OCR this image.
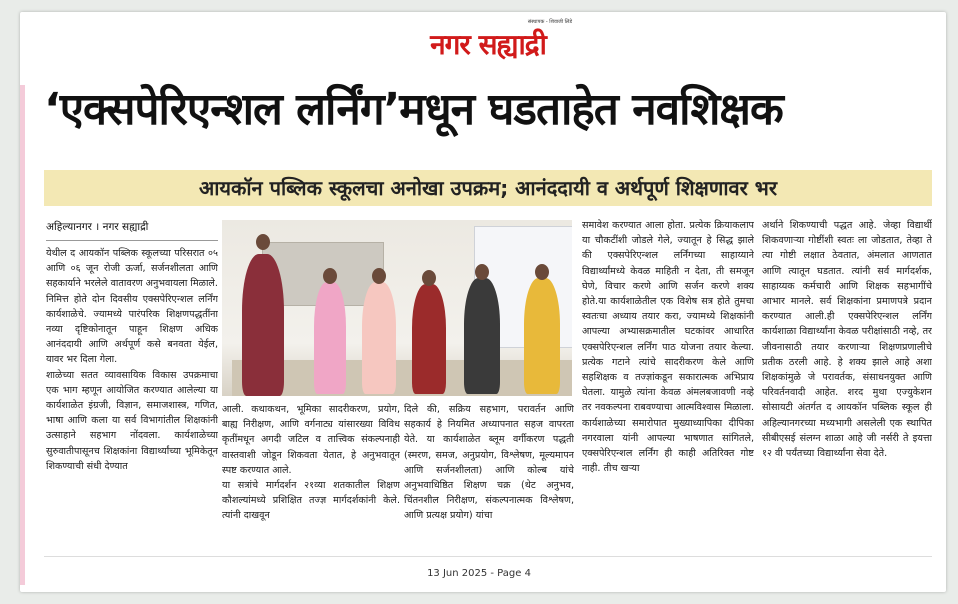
संस्थापक - शिवाजी लिंडे
नगर सह्याद्री
‘एक्सपेरिएन्शल लर्निंग’मधून घडताहेत नवशिक्षक
आयकॉन पब्लिक स्कूलचा अनोखा उपक्रम; आनंददायी व अर्थपूर्ण शिक्षणावर भर
अहिल्यानगर । नगर सह्याद्री
येथील द आयकॉन पब्लिक स्कूलच्या परिसरात ०५ आणि ०६ जून रोजी ऊर्जा, सर्जनशीलता आणि सहकार्याने भरलेले वातावरण अनुभवायला मिळाले. निमित्त होते दोन दिवसीय एक्सपेरिएन्शल लर्निंग कार्यशाळेचे. ज्यामध्ये पारंपरिक शिक्षणपद्धतींना नव्या दृष्टिकोनातून पाहून शिक्षण अधिक आनंददायी आणि अर्थपूर्ण कसे बनवता येईल, यावर भर दिला गेला.
शाळेच्या सतत व्यावसायिक विकास उपक्रमाचा एक भाग म्हणून आयोजित करण्यात आलेल्या या कार्यशाळेत इंग्रजी, विज्ञान, समाजशास्त्र, गणित, भाषा आणि कला या सर्व विभागांतील शिक्षकांनी उत्साहाने सहभाग नोंदवला. कार्यशाळेच्या सुरुवातीपासूनच शिक्षकांना विद्यार्थ्यांच्या भूमिकेतून शिकण्याची संधी देण्यात
आली. कथाकथन, भूमिका सादरीकरण, प्रयोग, बाह्य निरीक्षण, आणि वर्गनाट्य यांसारख्या विविध कृतींमधून अगदी जटिल व तात्त्विक संकल्पनाही वास्तवाशी जोडून शिकवता येतात, हे अनुभवातून स्पष्ट करण्यात आले.
या सत्रांचे मार्गदर्शन २१व्या शतकातील शिक्षण कौशल्यांमध्ये प्रशिक्षित तज्ज्ञ मार्गदर्शकांनी केले. त्यांनी दाखवून
दिले की, सक्रिय सहभाग, परावर्तन आणि सहकार्य हे नियमित अध्यापनात सहज वापरता येते. या कार्यशाळेत ब्लूम वर्गीकरण पद्धती (स्मरण, समज, अनुप्रयोग, विश्लेषण, मूल्यमापन आणि सर्जनशीलता) आणि कोल्ब यांचे अनुभवाधिष्ठित शिक्षण चक्र (थेट अनुभव, चिंतनशील निरीक्षण, संकल्पनात्मक विश्लेषण, आणि प्रत्यक्ष प्रयोग) यांचा
समावेश करण्यात आला होता. प्रत्येक क्रियाकलाप या चौकटींशी जोडले गेले, ज्यातून हे सिद्ध झाले की एक्सपेरिएन्शल लर्निंगच्या साहाय्याने विद्यार्थ्यांमध्ये केवळ माहिती न देता, ती समजून घेणे, विचार करणे आणि सर्जन करणे शक्य होते.या कार्यशाळेतील एक विशेष सत्र होते तुमचा स्वतःचा अध्याय तयार करा, ज्यामध्ये शिक्षकांनी आपल्या अभ्यासक्रमातील घटकांवर आधारित एक्सपेरिएन्शल लर्निंग पाठ योजना तयार केल्या. प्रत्येक गटाने त्यांचे सादरीकरण केले आणि सहशिक्षक व तज्ज्ञांकडून सकारात्मक अभिप्राय घेतला. यामुळे त्यांना केवळ अंमलबजावणी नव्हे तर नवकल्पना राबवण्याचा आत्मविश्वास मिळाला. कार्यशाळेच्या समारोपात मुख्याध्यापिका दीपिका नगरवाला यांनी आपल्या भाषणात सांगितले, एक्सपेरिएन्शल लर्निंग ही काही अतिरिक्त गोष्ट नाही. तीच खऱ्या
अर्थाने शिकण्याची पद्धत आहे. जेव्हा विद्यार्थी शिकवणाऱ्या गोष्टींशी स्वतः ला जोडतात, तेव्हा ते त्या गोष्टी लक्षात ठेवतात, अंमलात आणतात आणि त्यातून घडतात. त्यांनी सर्व मार्गदर्शक, साहाय्यक कर्मचारी आणि शिक्षक सहभागींचे आभार मानले. सर्व शिक्षकांना प्रमाणपत्रे प्रदान करण्यात आली.ही एक्सपेरिएन्शल लर्निंग कार्यशाळा विद्यार्थ्यांना केवळ परीक्षांसाठी नव्हे, तर जीवनासाठी तयार करणाऱ्या शिक्षणप्रणालीचे प्रतीक ठरली आहे. हे शक्य झाले आहे अशा शिक्षकांमुळे जे परावर्तक, संसाधनयुक्त आणि परिवर्तनवादी आहेत. शरद मुथा एज्युकेशन सोसायटी अंतर्गत द आयकॉन पब्लिक स्कूल ही अहिल्यानगरच्या मध्यभागी असलेली एक स्थापित सीबीएसई संलग्न शाळा आहे जी नर्सरी ते इयत्ता १२ वी पर्यंतच्या विद्यार्थ्यांना सेवा देते.
13 Jun 2025 - Page 4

════════════════

◆ DIRECTIONS: All of the data above should be transcribed verbatim, with pictures omitted.

◆ FINAL RESULT:
OCR this image.
संस्थापक - शिवाजी लिंडे
नगर सह्याद्री
‘एक्सपेरिएन्शल लर्निंग’मधून घडताहेत नवशिक्षक
आयकॉन पब्लिक स्कूलचा अनोखा उपक्रम; आनंददायी व अर्थपूर्ण शिक्षणावर भर
अहिल्यानगर । नगर सह्याद्री
येथील द आयकॉन पब्लिक स्कूलच्या परिसरात ०५ आणि ०६ जून रोजी ऊर्जा, सर्जनशीलता आणि सहकार्याने भरलेले वातावरण अनुभवायला मिळाले. निमित्त होते दोन दिवसीय एक्सपेरिएन्शल लर्निंग कार्यशाळेचे. ज्यामध्ये पारंपरिक शिक्षणपद्धतींना नव्या दृष्टिकोनातून पाहून शिक्षण अधिक आनंददायी आणि अर्थपूर्ण कसे बनवता येईल, यावर भर दिला गेला.
शाळेच्या सतत व्यावसायिक विकास उपक्रमाचा एक भाग म्हणून आयोजित करण्यात आलेल्या या कार्यशाळेत इंग्रजी, विज्ञान, समाजशास्त्र, गणित, भाषा आणि कला या सर्व विभागांतील शिक्षकांनी उत्साहाने सहभाग नोंदवला. कार्यशाळेच्या सुरुवातीपासूनच शिक्षकांना विद्यार्थ्यांच्या भूमिकेतून शिकण्याची संधी देण्यात
आली. कथाकथन, भूमिका सादरीकरण, प्रयोग, बाह्य निरीक्षण, आणि वर्गनाट्य यांसारख्या विविध कृतींमधून अगदी जटिल व तात्त्विक संकल्पनाही वास्तवाशी जोडून शिकवता येतात, हे अनुभवातून स्पष्ट करण्यात आले.
या सत्रांचे मार्गदर्शन २१व्या शतकातील शिक्षण कौशल्यांमध्ये प्रशिक्षित तज्ज्ञ मार्गदर्शकांनी केले. त्यांनी दाखवून
दिले की, सक्रिय सहभाग, परावर्तन आणि सहकार्य हे नियमित अध्यापनात सहज वापरता येते. या कार्यशाळेत ब्लूम वर्गीकरण पद्धती (स्मरण, समज, अनुप्रयोग, विश्लेषण, मूल्यमापन आणि सर्जनशीलता) आणि कोल्ब यांचे अनुभवाधिष्ठित शिक्षण चक्र (थेट अनुभव, चिंतनशील निरीक्षण, संकल्पनात्मक विश्लेषण, आणि प्रत्यक्ष प्रयोग) यांचा
समावेश करण्यात आला होता. प्रत्येक क्रियाकलाप या चौकटींशी जोडले गेले, ज्यातून हे सिद्ध झाले की एक्सपेरिएन्शल लर्निंगच्या साहाय्याने विद्यार्थ्यांमध्ये केवळ माहिती न देता, ती समजून घेणे, विचार करणे आणि सर्जन करणे शक्य होते.या कार्यशाळेतील एक विशेष सत्र होते तुमचा स्वतःचा अध्याय तयार करा, ज्यामध्ये शिक्षकांनी आपल्या अभ्यासक्रमातील घटकांवर आधारित एक्सपेरिएन्शल लर्निंग पाठ योजना तयार केल्या. प्रत्येक गटाने त्यांचे सादरीकरण केले आणि सहशिक्षक व तज्ज्ञांकडून सकारात्मक अभिप्राय घेतला. यामुळे त्यांना केवळ अंमलबजावणी नव्हे तर नवकल्पना राबवण्याचा आत्मविश्वास मिळाला. कार्यशाळेच्या समारोपात मुख्याध्यापिका दीपिका नगरवाला यांनी आपल्या भाषणात सांगितले, एक्सपेरिएन्शल लर्निंग ही काही अतिरिक्त गोष्ट नाही. तीच खऱ्या
अर्थाने शिकण्याची पद्धत आहे. जेव्हा विद्यार्थी शिकवणाऱ्या गोष्टींशी स्वतः ला जोडतात, तेव्हा ते त्या गोष्टी लक्षात ठेवतात, अंमलात आणतात आणि त्यातून घडतात. त्यांनी सर्व मार्गदर्शक, साहाय्यक कर्मचारी आणि शिक्षक सहभागींचे आभार मानले. सर्व शिक्षकांना प्रमाणपत्रे प्रदान करण्यात आली.ही एक्सपेरिएन्शल लर्निंग कार्यशाळा विद्यार्थ्यांना केवळ परीक्षांसाठी नव्हे, तर जीवनासाठी तयार करणाऱ्या शिक्षणप्रणालीचे प्रतीक ठरली आहे. हे शक्य झाले आहे अशा शिक्षकांमुळे जे परावर्तक, संसाधनयुक्त आणि परिवर्तनवादी आहेत. शरद मुथा एज्युकेशन सोसायटी अंतर्गत द आयकॉन पब्लिक स्कूल ही अहिल्यानगरच्या मध्यभागी असलेली एक स्थापित सीबीएसई संलग्न शाळा आहे जी नर्सरी ते इयत्ता १२ वी पर्यंतच्या विद्यार्थ्यांना सेवा देते.
13 Jun 2025 - Page 4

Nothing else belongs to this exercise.